● Stored data entries:
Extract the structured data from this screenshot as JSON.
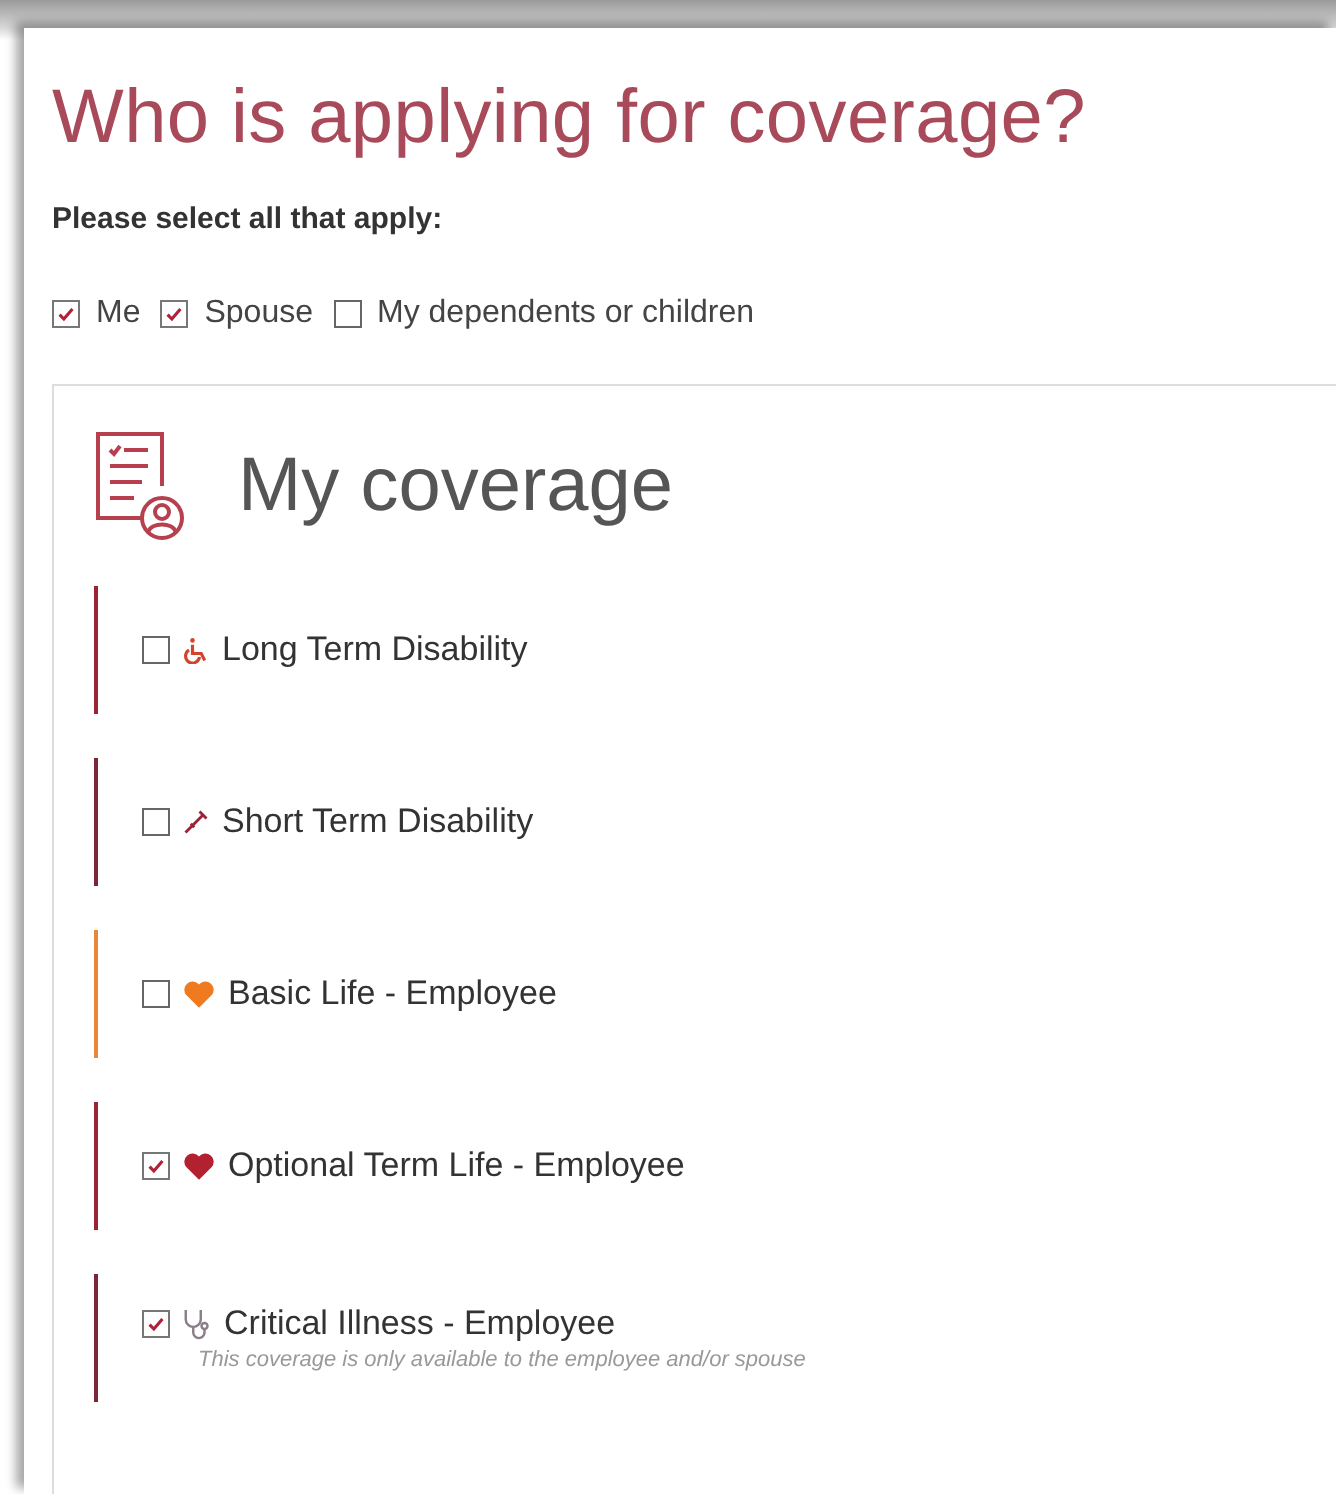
{
  "title": "Who is applying for coverage?",
  "instruction": "Please select all that apply:",
  "applicants": [
    {
      "label": "Me",
      "checked": true
    },
    {
      "label": "Spouse",
      "checked": true
    },
    {
      "label": "My dependents or children",
      "checked": false
    }
  ],
  "coverage": {
    "heading": "My coverage",
    "items": [
      {
        "label": "Long Term Disability",
        "kind": "wheelchair",
        "checked": false,
        "color": "#9b2335"
      },
      {
        "label": "Short Term Disability",
        "kind": "crutch",
        "checked": false,
        "color": "#7a2838"
      },
      {
        "label": "Basic Life - Employee",
        "kind": "basic-life",
        "checked": false,
        "color": "#e8873a"
      },
      {
        "label": "Optional Term Life - Employee",
        "kind": "optional-life",
        "checked": true,
        "color": "#9b2335"
      },
      {
        "label": "Critical Illness - Employee",
        "kind": "critical",
        "checked": true,
        "color": "#7a2838",
        "note": "This coverage is only available to the employee and/or spouse"
      }
    ]
  }
}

● Task goal: Without the pictures, restate each entry exactly.

● Correct answer:
Extract the structured data from this screenshot as JSON.
{
  "title": "Who is applying for coverage?",
  "instruction": "Please select all that apply:",
  "applicants": [
    {
      "label": "Me",
      "checked": true
    },
    {
      "label": "Spouse",
      "checked": true
    },
    {
      "label": "My dependents or children",
      "checked": false
    }
  ],
  "coverage": {
    "heading": "My coverage",
    "items": [
      {
        "label": "Long Term Disability",
        "kind": "wheelchair",
        "checked": false,
        "color": "#9b2335"
      },
      {
        "label": "Short Term Disability",
        "kind": "crutch",
        "checked": false,
        "color": "#7a2838"
      },
      {
        "label": "Basic Life - Employee",
        "kind": "basic-life",
        "checked": false,
        "color": "#e8873a"
      },
      {
        "label": "Optional Term Life - Employee",
        "kind": "optional-life",
        "checked": true,
        "color": "#9b2335"
      },
      {
        "label": "Critical Illness - Employee",
        "kind": "critical",
        "checked": true,
        "color": "#7a2838",
        "note": "This coverage is only available to the employee and/or spouse"
      }
    ]
  }
}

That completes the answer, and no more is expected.